Records from a dataset:

>>>

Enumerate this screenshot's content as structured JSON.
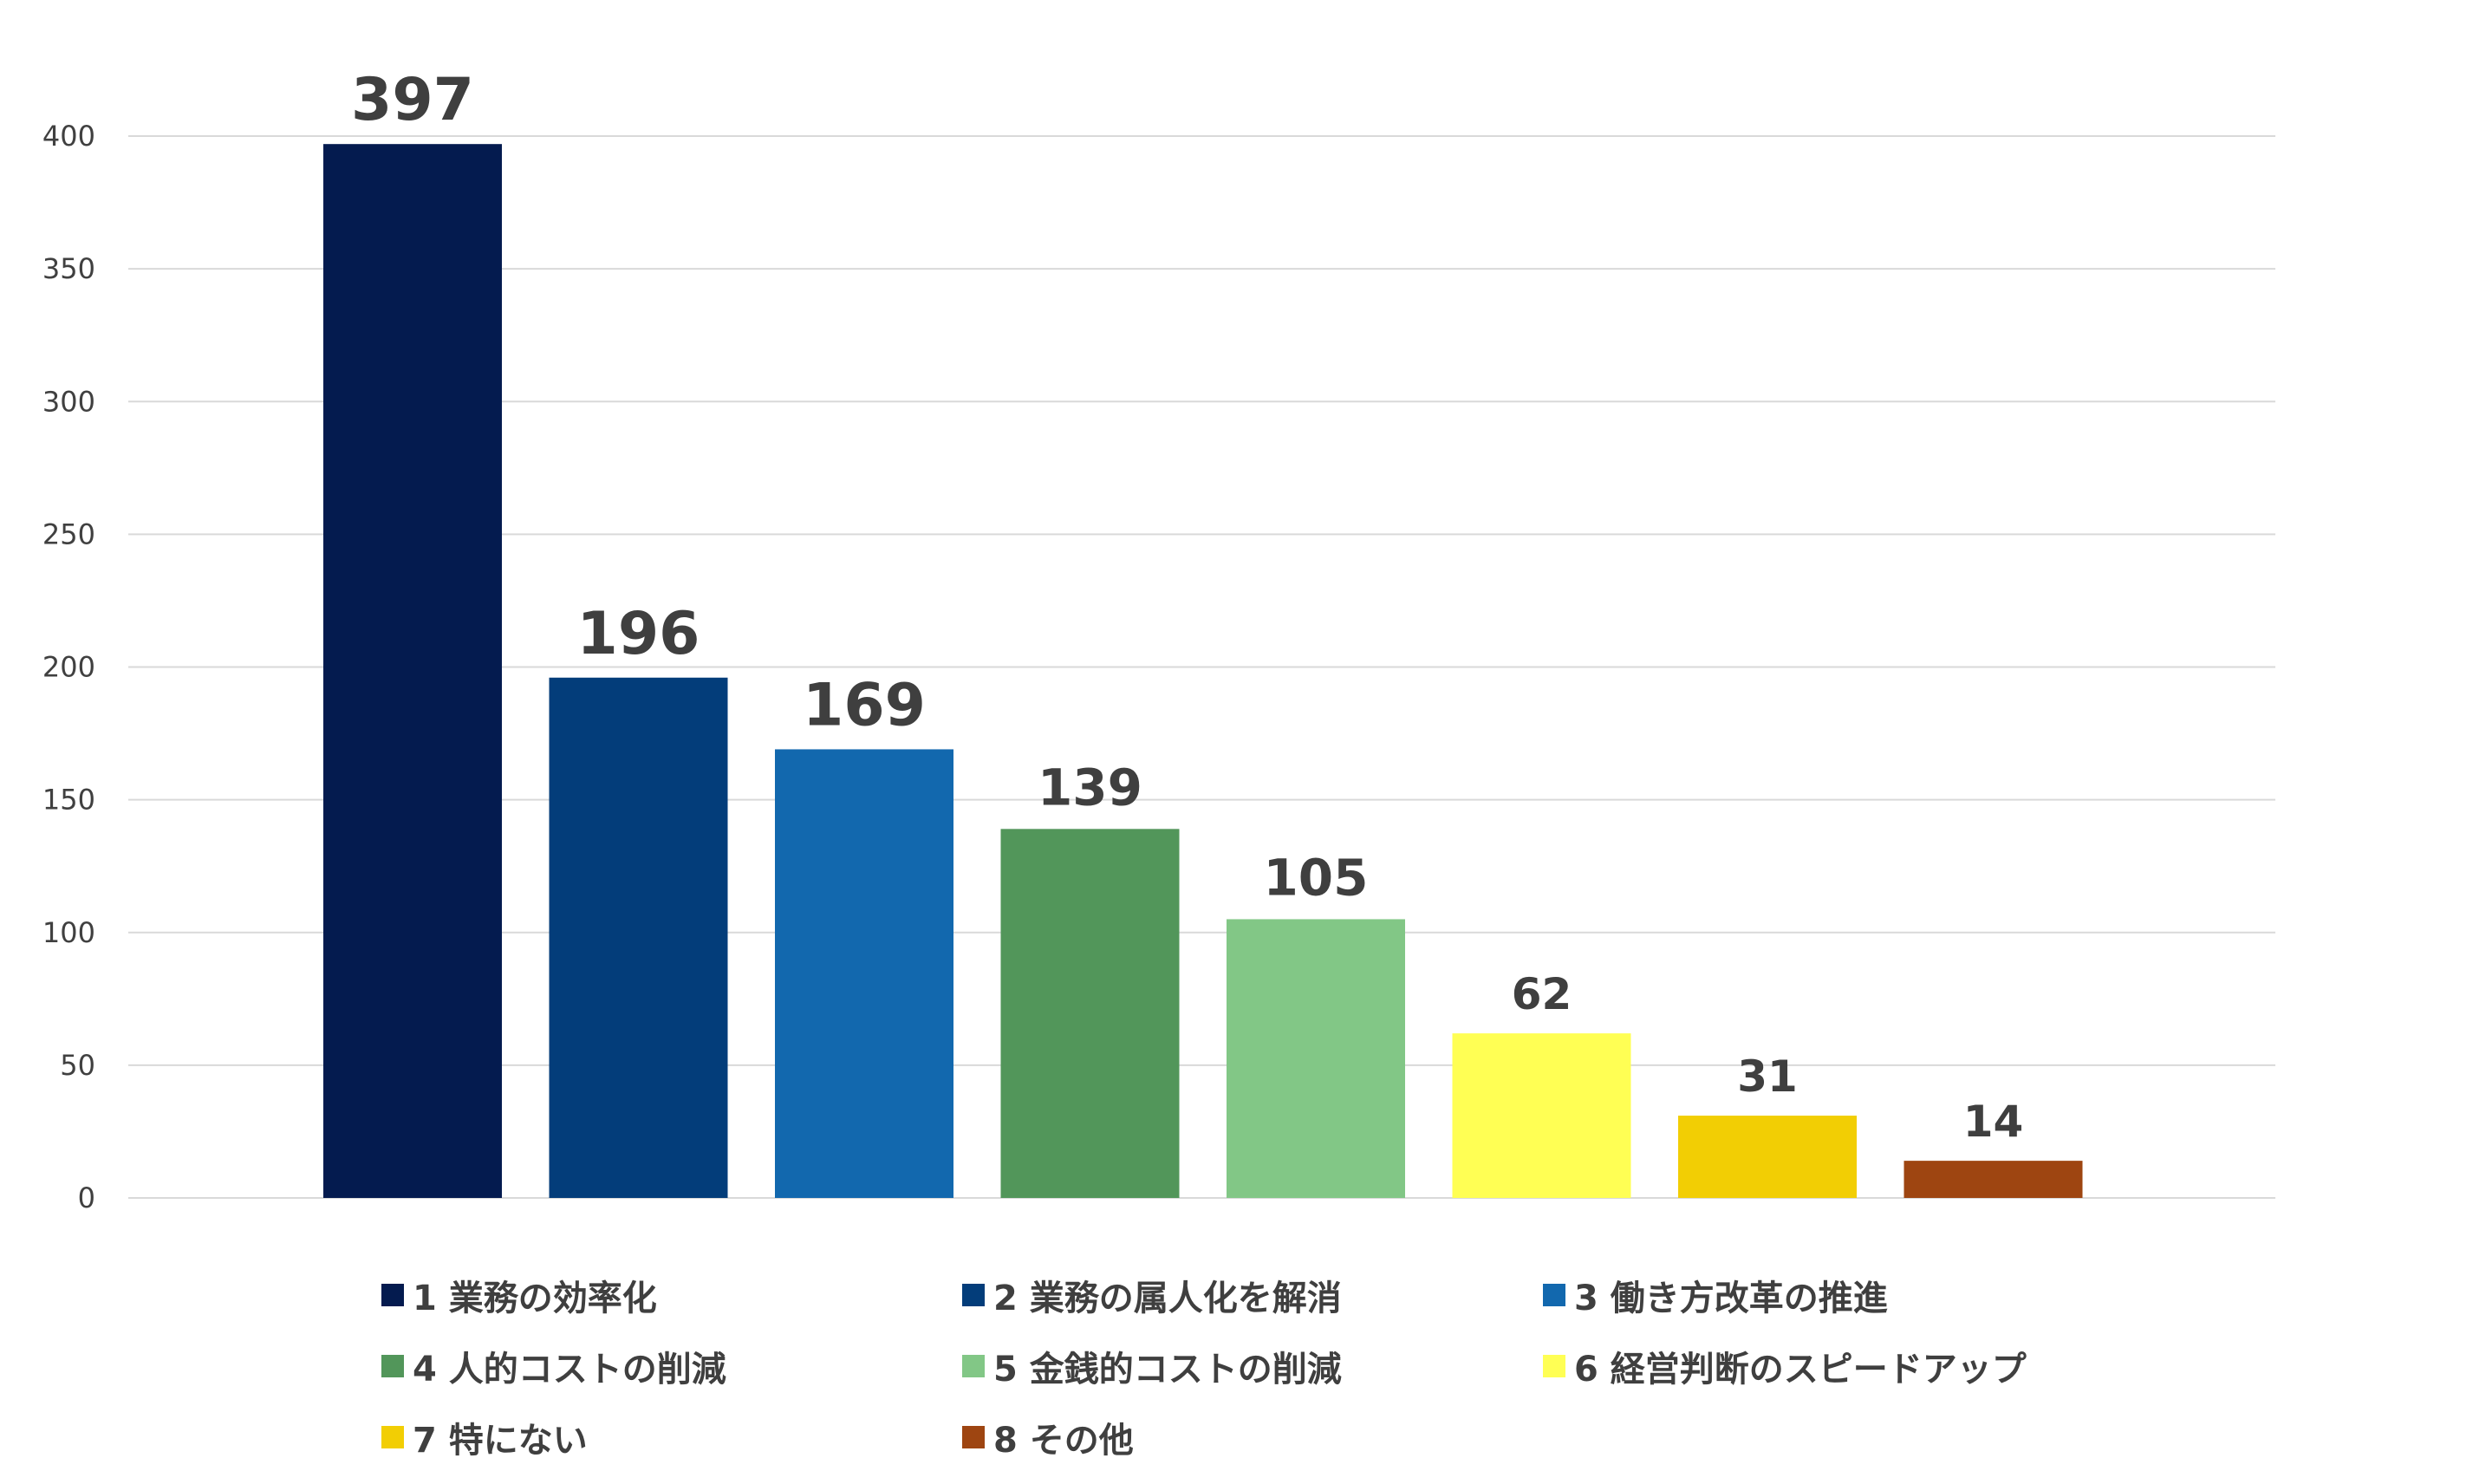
{
  "colors": {
    "gridline": "#d9d9d9",
    "tick_text": "#404040",
    "value_text": "#3f3f3f"
  },
  "chart_data": {
    "type": "bar",
    "title": "",
    "xlabel": "",
    "ylabel": "",
    "ylim": [
      0,
      400
    ],
    "yticks": [
      0,
      50,
      100,
      150,
      200,
      250,
      300,
      350,
      400
    ],
    "grid": true,
    "legend_position": "bottom",
    "categories": [
      "1 業務の効率化",
      "2 業務の属人化を解消",
      "3 働き方改革の推進",
      "4 人的コストの削減",
      "5 金銭的コストの削減",
      "6 経営判断のスピードアップ",
      "7 特にない",
      "8 その他"
    ],
    "values": [
      397,
      196,
      169,
      139,
      105,
      62,
      31,
      14
    ],
    "colors": [
      "#041b4f",
      "#033d7a",
      "#1268ae",
      "#52965a",
      "#82c786",
      "#ffff54",
      "#f2ce04",
      "#9e4511"
    ]
  }
}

<<<

Job = Reproduce the records verbatim, omitting all images they contain.

Answer in full =
Enumerate this screenshot's content as structured JSON.
{
  "colors": {
    "gridline": "#d9d9d9",
    "tick_text": "#404040",
    "value_text": "#3f3f3f"
  },
  "chart_data": {
    "type": "bar",
    "title": "",
    "xlabel": "",
    "ylabel": "",
    "ylim": [
      0,
      400
    ],
    "yticks": [
      0,
      50,
      100,
      150,
      200,
      250,
      300,
      350,
      400
    ],
    "grid": true,
    "legend_position": "bottom",
    "categories": [
      "1 業務の効率化",
      "2 業務の属人化を解消",
      "3 働き方改革の推進",
      "4 人的コストの削減",
      "5 金銭的コストの削減",
      "6 経営判断のスピードアップ",
      "7 特にない",
      "8 その他"
    ],
    "values": [
      397,
      196,
      169,
      139,
      105,
      62,
      31,
      14
    ],
    "colors": [
      "#041b4f",
      "#033d7a",
      "#1268ae",
      "#52965a",
      "#82c786",
      "#ffff54",
      "#f2ce04",
      "#9e4511"
    ]
  }
}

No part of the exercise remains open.